<<<<

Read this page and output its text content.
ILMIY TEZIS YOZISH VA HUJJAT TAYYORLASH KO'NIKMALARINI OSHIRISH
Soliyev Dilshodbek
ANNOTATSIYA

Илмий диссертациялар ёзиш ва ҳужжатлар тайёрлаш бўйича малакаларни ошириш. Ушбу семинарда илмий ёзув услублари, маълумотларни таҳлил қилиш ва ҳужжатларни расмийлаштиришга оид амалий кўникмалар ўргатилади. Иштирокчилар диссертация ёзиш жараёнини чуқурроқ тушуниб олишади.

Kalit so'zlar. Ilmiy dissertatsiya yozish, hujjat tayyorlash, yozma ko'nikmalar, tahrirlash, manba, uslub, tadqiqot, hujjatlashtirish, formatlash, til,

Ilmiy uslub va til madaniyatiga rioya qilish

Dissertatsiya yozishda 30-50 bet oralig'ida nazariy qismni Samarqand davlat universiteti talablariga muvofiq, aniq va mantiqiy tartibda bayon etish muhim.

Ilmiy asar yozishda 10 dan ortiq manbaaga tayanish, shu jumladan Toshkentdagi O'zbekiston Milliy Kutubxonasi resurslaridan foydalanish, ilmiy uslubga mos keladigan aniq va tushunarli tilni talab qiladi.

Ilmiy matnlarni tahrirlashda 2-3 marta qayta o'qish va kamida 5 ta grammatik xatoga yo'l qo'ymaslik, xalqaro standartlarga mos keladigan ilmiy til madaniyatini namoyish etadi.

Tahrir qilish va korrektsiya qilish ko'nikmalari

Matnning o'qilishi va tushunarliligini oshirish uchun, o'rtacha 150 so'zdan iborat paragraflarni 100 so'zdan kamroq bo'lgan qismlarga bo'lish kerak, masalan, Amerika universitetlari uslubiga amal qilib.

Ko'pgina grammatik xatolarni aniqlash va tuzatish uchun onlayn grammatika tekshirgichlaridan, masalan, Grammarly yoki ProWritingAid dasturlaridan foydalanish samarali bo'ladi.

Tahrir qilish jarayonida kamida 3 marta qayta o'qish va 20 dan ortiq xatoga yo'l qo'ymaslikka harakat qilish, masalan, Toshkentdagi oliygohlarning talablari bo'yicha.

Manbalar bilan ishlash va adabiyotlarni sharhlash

>>>>

Directive:
Your task is to output the full set of records exactly as presented.

Answer to the problem:
Read this page and output its text content.
ILMIY TEZIS YOZISH VA HUJJAT TAYYORLASH KO'NIKMALARINI OSHIRISH
Soliyev Dilshodbek
ANNOTATSIYA

Илмий диссертациялар ёзиш ва ҳужжатлар тайёрлаш бўйича малакаларни ошириш. Ушбу семинарда илмий ёзув услублари, маълумотларни таҳлил қилиш ва ҳужжатларни расмийлаштиришга оид амалий кўникмалар ўргатилади. Иштирокчилар диссертация ёзиш жараёнини чуқурроқ тушуниб олишади.

Kalit so'zlar. Ilmiy dissertatsiya yozish, hujjat tayyorlash, yozma ko'nikmalar, tahrirlash, manba, uslub, tadqiqot, hujjatlashtirish, formatlash, til,

Ilmiy uslub va til madaniyatiga rioya qilish

Dissertatsiya yozishda 30-50 bet oralig'ida nazariy qismni Samarqand davlat universiteti talablariga muvofiq, aniq va mantiqiy tartibda bayon etish muhim.

Ilmiy asar yozishda 10 dan ortiq manbaaga tayanish, shu jumladan Toshkentdagi O'zbekiston Milliy Kutubxonasi resurslaridan foydalanish, ilmiy uslubga mos keladigan aniq va tushunarli tilni talab qiladi.

Ilmiy matnlarni tahrirlashda 2-3 marta qayta o'qish va kamida 5 ta grammatik xatoga yo'l qo'ymaslik, xalqaro standartlarga mos keladigan ilmiy til madaniyatini namoyish etadi.

Tahrir qilish va korrektsiya qilish ko'nikmalari

Matnning o'qilishi va tushunarliligini oshirish uchun, o'rtacha 150 so'zdan iborat paragraflarni 100 so'zdan kamroq bo'lgan qismlarga bo'lish kerak, masalan, Amerika universitetlari uslubiga amal qilib.

Ko'pgina grammatik xatolarni aniqlash va tuzatish uchun onlayn grammatika tekshirgichlaridan, masalan, Grammarly yoki ProWritingAid dasturlaridan foydalanish samarali bo'ladi.

Tahrir qilish jarayonida kamida 3 marta qayta o'qish va 20 dan ortiq xatoga yo'l qo'ymaslikka harakat qilish, masalan, Toshkentdagi oliygohlarning talablari bo'yicha.

Manbalar bilan ishlash va adabiyotlarni sharhlash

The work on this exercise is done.